→ **Document section**

↓↓↓

Another way to accomplish this, you may read, is to right-click Shared Data Sources within your project, e.g. Nate test, and say “Add existing item..”, and go select the global shared RDL from your master Datasources project-folder.  However, this still results in a physical copy of the file within Nate test folder!  So in either case you’ll end up doing some editing & deletion.

With me so far?  Okay, here’s where it gets interesting.  I could successfully build and deploy this report to my SSRS server, verifying that it showed my “new thing” (I added a text-box that simply said “This is the new hotness!”).  But I could not preview the report in VS!  Sad panda.  And of course, the most vague generic error message in the world:

An error occurred during local report processing
An error occurred during report processing

sarcasm-smiley
How specific and informative!

More Googling led to a somewhat random tip in the vein of “Go to the report properties, Open the report’s Data Source, and re-select the Shared Data Source from the dropdown”.  Combine with “Edit the Shared Data Source, ensure your saved login/pwd is filled in, and Save it”.  Presto!  Previewing now worked.

But why is this?  Well, as it turns out, it’s not all that surprising.  The RDLs are stored without the saved login/pwd, because of course they’re just plain-text XML files.  So to “protect you”, MSFT doesn’t store your SQL auth credentials, even if (and now matter how many times) you click “Save my password” on the connection-properties window (connection-string builder).

Great.  Well, I did that once, for Nate test project.  Let’s see what happens with another project (aka report folder), say Test again.  So I add an existing RDL, I copy-paste the Data Source from the global shared Datasources project, manually edit the rptproj in Notepad++, delete the copied rdl, etc.  I then try to preview the report… and behold, the same maddeningly vague error message!

“Well duh!” you may think to yourself, “the credentials still aren’t stored anywhere un-encrypted!”.  Yes, dear read, you are correct.  But do I want to right-click on this project’s Data Sources, edit it, fill in the credentials, save, rinse, repeat, for every single project?!  A resounding NO!

nobody-got-time-old-fashioned
ANGTFT

So what should I do?  I could go type in the credentials to the actual connection-strings contained within the ‘master’ rds files.  Of course then they’re in plain-text for all to see… but wait, do I care?  Another no.  Let’s go edit some connection-strings!

As a reminder, here’s what they will look like:

<ConnectString>Data Source=MyServer;Initial Catalog=MyReportDB;User ID=MyReportUser;Password=ThisIs@nAw3s0meP@ssw0rd!;</ConnectString>

Why did MSFT choose to name the XML node ConnectString in their rds schema instead of ConnectionString?  Don’t ask me!

↑↑↑

→ **Given material**
↓↓↓

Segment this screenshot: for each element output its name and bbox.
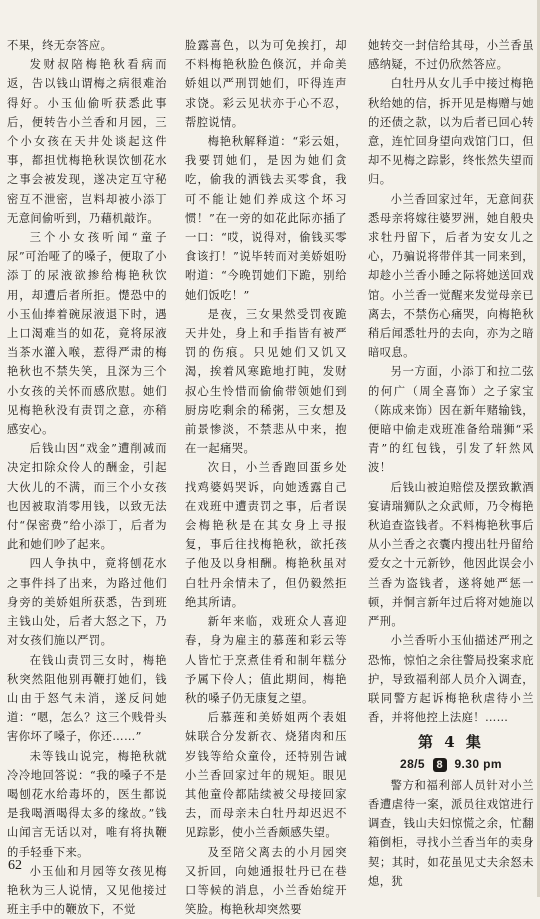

↑↑↑

→ **Exercise aim**
Extend the write-up on SSRS shared data sources and saved credentials, picking up right after its closing line, "Don’t ask me!"

→ **Expected output**
The Gotchas

Here’s the first gotcha:  My reports (RDLs) need to be re-pointed at the correct Shared Datasource, because currently, as they were downloaded from my ‘real’ SSRS server — which had my desired top-level folder layout of “Datasources”, “Nate test”, “Marketing”, etc. — their Data Sources xml node points at \Datasources\MyDatasource.rdl.  This was the correct path on the SSRS server and still will be the correct path when all is said & done.  BUT, to support local debugging/previewing, the build output has to make a copy of the rds in the Project’s bin\Debug folder, which it will happily do, and then just as happily proclaim Could not find a part of the path 'C:\Users\Nate\Documents\Visual Studio 2015\Projects\MyReportSolution\Nate test\bin\Debug\Datasources\MyDatasource.rdl'. — because DUH, the build system didn’t make you a ‘Datasources’ sub-folder under the Debug folder, why would it!?  So by either manually editing the rdl file to remove the ​​\Datasources\ path from the node, or by clicking on the Report’s Data Sources node in the Report Data pane and re-pointing it at the local Shard Data Source (which again, is itself a pointer to the globally shared Datasources!), you can fix this issue.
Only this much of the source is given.